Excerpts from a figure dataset
—————
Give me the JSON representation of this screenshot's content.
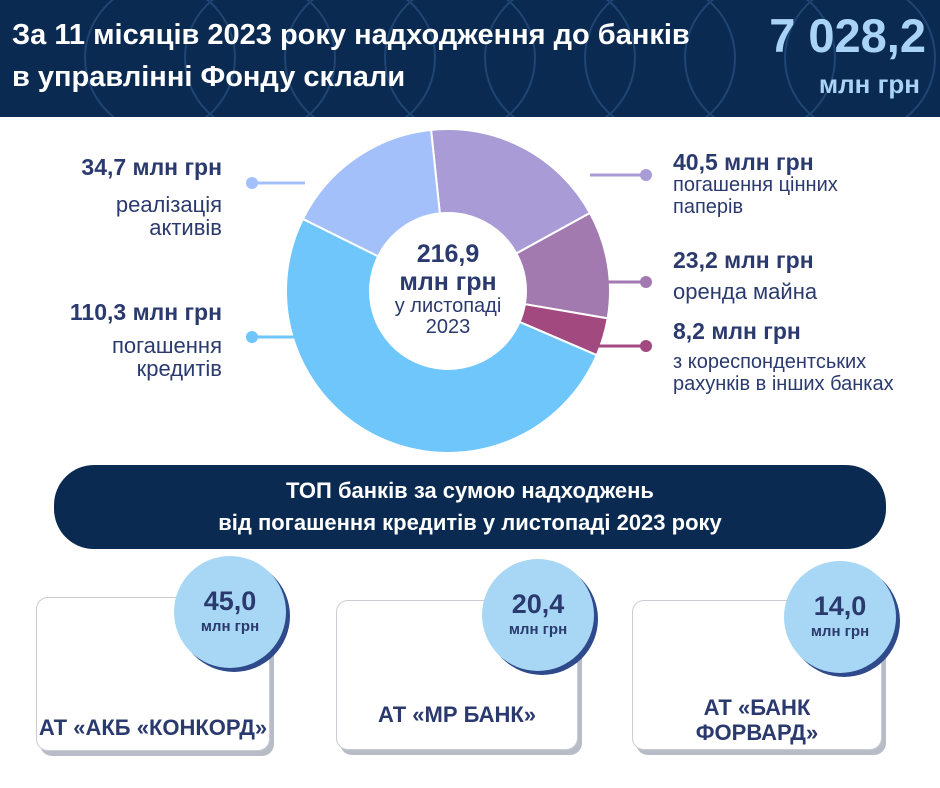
{
  "header": {
    "title": "За 11 місяців 2023 року надходження до банків в управлінні Фонду склали",
    "total_value": "7 028,2",
    "total_unit": "млн грн"
  },
  "chart_data": {
    "type": "pie",
    "center_value": "216,9",
    "center_unit": "млн грн",
    "center_caption": "у листопаді 2023",
    "slices": [
      {
        "value": 40.5,
        "amount": "40,5 млн грн",
        "label": "погашення цінних паперів",
        "color": "#a99bd6"
      },
      {
        "value": 23.2,
        "amount": "23,2 млн грн",
        "label": "оренда майна",
        "color": "#a27ab0"
      },
      {
        "value": 8.2,
        "amount": "8,2 млн грн",
        "label": "з кореспондентських рахунків в інших банках",
        "color": "#a24a80"
      },
      {
        "value": 110.3,
        "amount": "110,3 млн грн",
        "label": "погашення кредитів",
        "color": "#6ec6fb"
      },
      {
        "value": 34.7,
        "amount": "34,7 млн грн",
        "label": "реалізація активів",
        "color": "#a3c0fa"
      }
    ]
  },
  "banner": {
    "line1": "ТОП банків за сумою надходжень",
    "line2": "від погашення кредитів у листопаді 2023 року"
  },
  "banks": [
    {
      "value": "45,0",
      "unit": "млн грн",
      "name": "АТ «АКБ «КОНКОРД»"
    },
    {
      "value": "20,4",
      "unit": "млн грн",
      "name": "АТ «МР БАНК»"
    },
    {
      "value": "14,0",
      "unit": "млн грн",
      "name": "АТ «БАНК ФОРВАРД»"
    }
  ],
  "colors": {
    "navy": "#0b2a52",
    "accent_light": "#a9d4f7",
    "text": "#2b3a6e"
  }
}
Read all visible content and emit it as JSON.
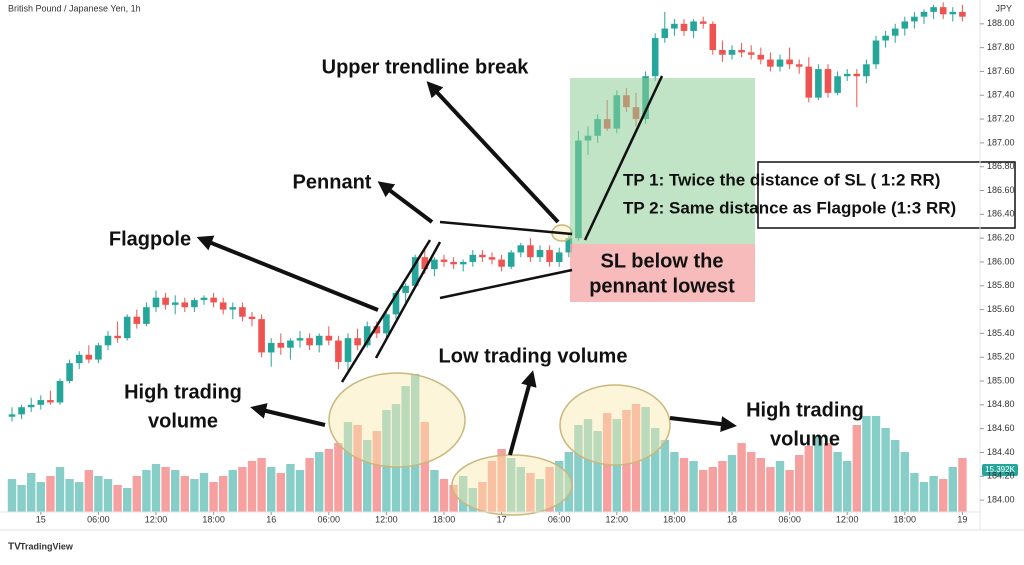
{
  "chart_data": {
    "type": "candlestick",
    "title": "British Pound / Japanese Yen, 1h",
    "currency": "JPY",
    "colors": {
      "up": "#26a69a",
      "down": "#ef5350"
    },
    "ylim": [
      183.9,
      188.2
    ],
    "yticks": [
      {
        "value": 184,
        "label": "184.00"
      },
      {
        "value": 184.2,
        "label": "184.20"
      },
      {
        "value": 184.4,
        "label": "184.40"
      },
      {
        "value": 184.6,
        "label": "184.60"
      },
      {
        "value": 184.8,
        "label": "184.80"
      },
      {
        "value": 185,
        "label": "185.00"
      },
      {
        "value": 185.2,
        "label": "185.20"
      },
      {
        "value": 185.4,
        "label": "185.40"
      },
      {
        "value": 185.6,
        "label": "185.60"
      },
      {
        "value": 185.8,
        "label": "185.80"
      },
      {
        "value": 186,
        "label": "186.00"
      },
      {
        "value": 186.2,
        "label": "186.20"
      },
      {
        "value": 186.4,
        "label": "186.40"
      },
      {
        "value": 186.6,
        "label": "186.60"
      },
      {
        "value": 186.8,
        "label": "186.80"
      },
      {
        "value": 187,
        "label": "187.00"
      },
      {
        "value": 187.2,
        "label": "187.20"
      },
      {
        "value": 187.4,
        "label": "187.40"
      },
      {
        "value": 187.6,
        "label": "187.60"
      },
      {
        "value": 187.8,
        "label": "187.80"
      },
      {
        "value": 188,
        "label": "188.00"
      }
    ],
    "xticks": [
      {
        "value": 3,
        "label": "15"
      },
      {
        "value": 9,
        "label": "06:00"
      },
      {
        "value": 15,
        "label": "12:00"
      },
      {
        "value": 21,
        "label": "18:00"
      },
      {
        "value": 27,
        "label": "16"
      },
      {
        "value": 33,
        "label": "06:00"
      },
      {
        "value": 39,
        "label": "12:00"
      },
      {
        "value": 45,
        "label": "18:00"
      },
      {
        "value": 51,
        "label": "17"
      },
      {
        "value": 57,
        "label": "06:00"
      },
      {
        "value": 63,
        "label": "12:00"
      },
      {
        "value": 69,
        "label": "18:00"
      },
      {
        "value": 75,
        "label": "18"
      },
      {
        "value": 81,
        "label": "06:00"
      },
      {
        "value": 87,
        "label": "12:00"
      },
      {
        "value": 93,
        "label": "18:00"
      },
      {
        "value": 99,
        "label": "19"
      }
    ],
    "candles": [
      [
        184.7,
        184.78,
        184.66,
        184.72
      ],
      [
        184.72,
        184.8,
        184.68,
        184.78
      ],
      [
        184.78,
        184.86,
        184.74,
        184.8
      ],
      [
        184.8,
        184.88,
        184.76,
        184.84
      ],
      [
        184.84,
        184.92,
        184.8,
        184.82
      ],
      [
        184.82,
        185.02,
        184.8,
        185.0
      ],
      [
        185.0,
        185.18,
        184.98,
        185.15
      ],
      [
        185.15,
        185.25,
        185.1,
        185.22
      ],
      [
        185.22,
        185.3,
        185.15,
        185.18
      ],
      [
        185.18,
        185.32,
        185.15,
        185.3
      ],
      [
        185.3,
        185.42,
        185.26,
        185.38
      ],
      [
        185.38,
        185.5,
        185.32,
        185.36
      ],
      [
        185.36,
        185.56,
        185.34,
        185.54
      ],
      [
        185.54,
        185.6,
        185.44,
        185.48
      ],
      [
        185.48,
        185.66,
        185.46,
        185.62
      ],
      [
        185.62,
        185.76,
        185.58,
        185.7
      ],
      [
        185.7,
        185.74,
        185.6,
        185.64
      ],
      [
        185.64,
        185.72,
        185.56,
        185.66
      ],
      [
        185.66,
        185.7,
        185.58,
        185.62
      ],
      [
        185.62,
        185.7,
        185.58,
        185.68
      ],
      [
        185.68,
        185.72,
        185.64,
        185.7
      ],
      [
        185.7,
        185.74,
        185.62,
        185.66
      ],
      [
        185.66,
        185.7,
        185.56,
        185.6
      ],
      [
        185.6,
        185.66,
        185.52,
        185.62
      ],
      [
        185.62,
        185.66,
        185.5,
        185.54
      ],
      [
        185.54,
        185.58,
        185.46,
        185.52
      ],
      [
        185.52,
        185.56,
        185.2,
        185.24
      ],
      [
        185.24,
        185.36,
        185.12,
        185.32
      ],
      [
        185.32,
        185.4,
        185.22,
        185.28
      ],
      [
        185.28,
        185.36,
        185.18,
        185.34
      ],
      [
        185.34,
        185.42,
        185.28,
        185.36
      ],
      [
        185.36,
        185.4,
        185.26,
        185.3
      ],
      [
        185.3,
        185.4,
        185.24,
        185.38
      ],
      [
        185.38,
        185.46,
        185.3,
        185.34
      ],
      [
        185.34,
        185.38,
        185.1,
        185.16
      ],
      [
        185.16,
        185.4,
        185.06,
        185.36
      ],
      [
        185.36,
        185.44,
        185.26,
        185.3
      ],
      [
        185.3,
        185.5,
        185.28,
        185.46
      ],
      [
        185.46,
        185.5,
        185.36,
        185.4
      ],
      [
        185.4,
        185.6,
        185.36,
        185.56
      ],
      [
        185.56,
        185.76,
        185.52,
        185.74
      ],
      [
        185.74,
        185.82,
        185.66,
        185.8
      ],
      [
        185.8,
        186.06,
        185.78,
        186.04
      ],
      [
        186.04,
        186.1,
        185.9,
        185.94
      ],
      [
        185.94,
        186.04,
        185.88,
        186.02
      ],
      [
        186.02,
        186.06,
        185.96,
        186.0
      ],
      [
        186.0,
        186.04,
        185.94,
        185.98
      ],
      [
        185.98,
        186.02,
        185.92,
        186.0
      ],
      [
        186.0,
        186.1,
        185.96,
        186.06
      ],
      [
        186.06,
        186.1,
        186.0,
        186.04
      ],
      [
        186.04,
        186.08,
        185.98,
        186.02
      ],
      [
        186.02,
        186.06,
        185.92,
        185.96
      ],
      [
        185.96,
        186.1,
        185.94,
        186.08
      ],
      [
        186.08,
        186.16,
        186.04,
        186.14
      ],
      [
        186.14,
        186.2,
        186.0,
        186.04
      ],
      [
        186.04,
        186.14,
        186.0,
        186.1
      ],
      [
        186.1,
        186.14,
        185.96,
        186.0
      ],
      [
        186.0,
        186.12,
        185.96,
        186.08
      ],
      [
        186.08,
        186.24,
        186.04,
        186.2
      ],
      [
        186.2,
        187.1,
        186.18,
        187.02
      ],
      [
        187.02,
        187.14,
        186.9,
        187.06
      ],
      [
        187.06,
        187.24,
        187.0,
        187.2
      ],
      [
        187.2,
        187.36,
        187.1,
        187.12
      ],
      [
        187.12,
        187.44,
        187.08,
        187.4
      ],
      [
        187.4,
        187.46,
        187.26,
        187.3
      ],
      [
        187.3,
        187.42,
        187.14,
        187.2
      ],
      [
        187.2,
        187.6,
        187.16,
        187.56
      ],
      [
        187.56,
        187.92,
        187.52,
        187.88
      ],
      [
        187.88,
        188.1,
        187.84,
        187.96
      ],
      [
        187.96,
        188.04,
        187.9,
        188.0
      ],
      [
        188.0,
        188.04,
        187.9,
        187.94
      ],
      [
        187.94,
        188.04,
        187.88,
        188.02
      ],
      [
        188.02,
        188.06,
        187.96,
        188.0
      ],
      [
        188.0,
        188.02,
        187.74,
        187.78
      ],
      [
        187.78,
        187.86,
        187.68,
        187.74
      ],
      [
        187.74,
        187.82,
        187.7,
        187.78
      ],
      [
        187.78,
        187.84,
        187.72,
        187.76
      ],
      [
        187.76,
        187.82,
        187.7,
        187.74
      ],
      [
        187.74,
        187.8,
        187.66,
        187.7
      ],
      [
        187.7,
        187.76,
        187.6,
        187.64
      ],
      [
        187.64,
        187.74,
        187.6,
        187.7
      ],
      [
        187.7,
        187.8,
        187.62,
        187.66
      ],
      [
        187.66,
        187.7,
        187.58,
        187.64
      ],
      [
        187.64,
        187.72,
        187.34,
        187.38
      ],
      [
        187.38,
        187.66,
        187.36,
        187.62
      ],
      [
        187.62,
        187.66,
        187.38,
        187.42
      ],
      [
        187.42,
        187.6,
        187.4,
        187.56
      ],
      [
        187.56,
        187.62,
        187.52,
        187.58
      ],
      [
        187.58,
        187.62,
        187.3,
        187.56
      ],
      [
        187.56,
        187.7,
        187.5,
        187.66
      ],
      [
        187.66,
        187.9,
        187.62,
        187.86
      ],
      [
        187.86,
        187.94,
        187.8,
        187.9
      ],
      [
        187.9,
        188.0,
        187.84,
        187.96
      ],
      [
        187.96,
        188.06,
        187.9,
        188.02
      ],
      [
        188.02,
        188.1,
        187.96,
        188.06
      ],
      [
        188.06,
        188.12,
        188.0,
        188.1
      ],
      [
        188.1,
        188.16,
        188.04,
        188.14
      ],
      [
        188.14,
        188.18,
        188.04,
        188.08
      ],
      [
        188.08,
        188.14,
        188.02,
        188.1
      ],
      [
        188.1,
        188.16,
        188.02,
        188.06
      ]
    ],
    "volumes": [
      22,
      18,
      26,
      20,
      24,
      30,
      22,
      20,
      28,
      24,
      22,
      18,
      16,
      24,
      28,
      32,
      30,
      28,
      24,
      22,
      26,
      20,
      24,
      28,
      30,
      34,
      36,
      30,
      26,
      32,
      28,
      36,
      40,
      42,
      46,
      60,
      58,
      48,
      54,
      68,
      72,
      84,
      92,
      60,
      28,
      22,
      18,
      24,
      16,
      20,
      34,
      42,
      36,
      30,
      26,
      22,
      30,
      34,
      40,
      58,
      62,
      54,
      66,
      62,
      68,
      72,
      70,
      56,
      48,
      40,
      36,
      34,
      28,
      30,
      34,
      38,
      46,
      40,
      36,
      30,
      34,
      28,
      38,
      44,
      50,
      46,
      40,
      34,
      58,
      64,
      64,
      56,
      48,
      40,
      26,
      20,
      24,
      22,
      30,
      36
    ],
    "volume_lim": [
      0,
      100
    ],
    "volume_label": "15.392K"
  },
  "annotations": {
    "upper_break": "Upper trendline break",
    "pennant": "Pennant",
    "flagpole": "Flagpole",
    "high_volume_left": [
      "High trading",
      "volume"
    ],
    "low_volume": "Low trading volume",
    "high_volume_right": [
      "High trading",
      "volume"
    ],
    "tp": [
      "TP 1: Twice the distance of SL ( 1:2 RR)",
      "TP 2: Same distance as Flagpole (1:3 RR)"
    ],
    "sl": [
      "SL below  the",
      "pennant lowest"
    ]
  },
  "footer": "TradingView"
}
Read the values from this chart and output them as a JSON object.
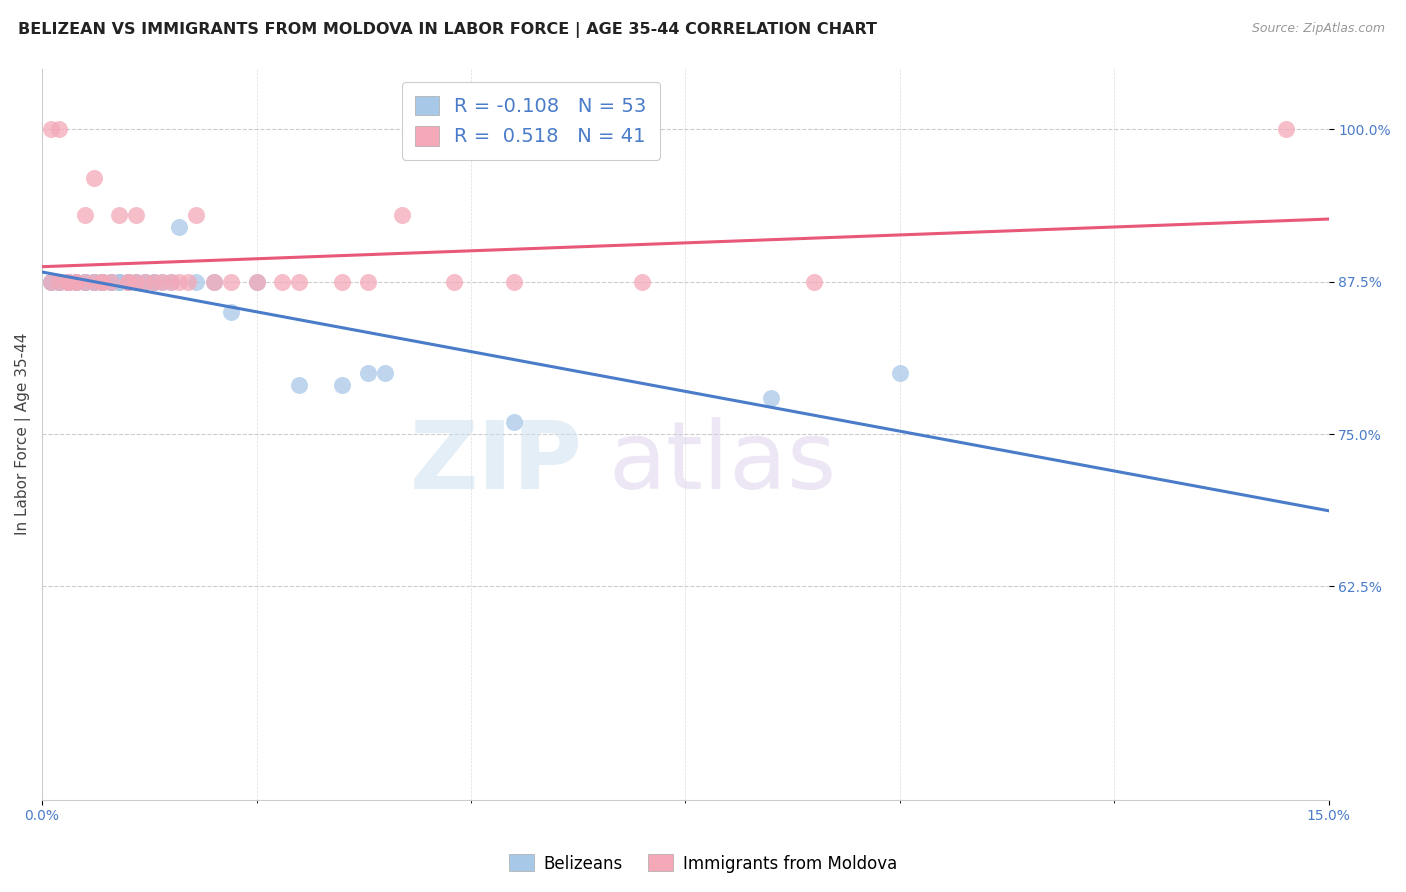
{
  "title": "BELIZEAN VS IMMIGRANTS FROM MOLDOVA IN LABOR FORCE | AGE 35-44 CORRELATION CHART",
  "source": "Source: ZipAtlas.com",
  "ylabel": "In Labor Force | Age 35-44",
  "xlim": [
    0.0,
    0.15
  ],
  "ylim": [
    0.45,
    1.05
  ],
  "yticks": [
    0.625,
    0.75,
    0.875,
    1.0
  ],
  "ytick_labels": [
    "62.5%",
    "75.0%",
    "87.5%",
    "100.0%"
  ],
  "blue_R": -0.108,
  "blue_N": 53,
  "pink_R": 0.518,
  "pink_N": 41,
  "blue_color": "#a8c8e8",
  "pink_color": "#f4a8b8",
  "blue_line_color": "#4a7cc9",
  "pink_line_color": "#e85878",
  "watermark_zip": "ZIP",
  "watermark_atlas": "atlas",
  "blue_scatter_x": [
    0.001,
    0.001,
    0.002,
    0.002,
    0.002,
    0.003,
    0.003,
    0.003,
    0.004,
    0.004,
    0.004,
    0.005,
    0.005,
    0.005,
    0.005,
    0.006,
    0.006,
    0.006,
    0.006,
    0.007,
    0.007,
    0.007,
    0.007,
    0.007,
    0.008,
    0.008,
    0.008,
    0.009,
    0.009,
    0.009,
    0.01,
    0.01,
    0.01,
    0.011,
    0.011,
    0.012,
    0.012,
    0.013,
    0.013,
    0.014,
    0.015,
    0.016,
    0.018,
    0.02,
    0.022,
    0.025,
    0.03,
    0.035,
    0.038,
    0.04,
    0.055,
    0.085,
    0.1
  ],
  "blue_scatter_y": [
    0.875,
    0.875,
    0.875,
    0.875,
    0.875,
    0.875,
    0.875,
    0.875,
    0.875,
    0.875,
    0.875,
    0.875,
    0.875,
    0.875,
    0.875,
    0.875,
    0.875,
    0.875,
    0.875,
    0.875,
    0.875,
    0.875,
    0.875,
    0.875,
    0.875,
    0.875,
    0.875,
    0.875,
    0.875,
    0.875,
    0.875,
    0.875,
    0.875,
    0.875,
    0.875,
    0.875,
    0.875,
    0.875,
    0.875,
    0.875,
    0.875,
    0.92,
    0.875,
    0.875,
    0.85,
    0.875,
    0.79,
    0.79,
    0.8,
    0.8,
    0.76,
    0.78,
    0.8
  ],
  "pink_scatter_x": [
    0.001,
    0.001,
    0.002,
    0.002,
    0.003,
    0.003,
    0.003,
    0.004,
    0.004,
    0.005,
    0.005,
    0.006,
    0.006,
    0.007,
    0.007,
    0.008,
    0.009,
    0.01,
    0.01,
    0.011,
    0.011,
    0.012,
    0.013,
    0.014,
    0.015,
    0.016,
    0.017,
    0.018,
    0.02,
    0.022,
    0.025,
    0.028,
    0.03,
    0.035,
    0.038,
    0.042,
    0.048,
    0.055,
    0.07,
    0.09,
    0.145
  ],
  "pink_scatter_y": [
    0.875,
    1.0,
    0.875,
    1.0,
    0.875,
    0.875,
    0.875,
    0.875,
    0.875,
    0.875,
    0.93,
    0.875,
    0.96,
    0.875,
    0.875,
    0.875,
    0.93,
    0.875,
    0.875,
    0.875,
    0.93,
    0.875,
    0.875,
    0.875,
    0.875,
    0.875,
    0.875,
    0.93,
    0.875,
    0.875,
    0.875,
    0.875,
    0.875,
    0.875,
    0.875,
    0.93,
    0.875,
    0.875,
    0.875,
    0.875,
    1.0
  ],
  "title_fontsize": 11.5,
  "axis_label_fontsize": 11,
  "tick_fontsize": 10,
  "legend_fontsize": 14
}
—————
## Task to carry out:
In the records above, find each line holding "name" and copy it.

## Problem solution:
      "name": "АТ «АКБ «КОНКОРД»"
      "name": "АТ «МР БАНК»"
      "name": "АТ «БАНК ФОРВАРД»"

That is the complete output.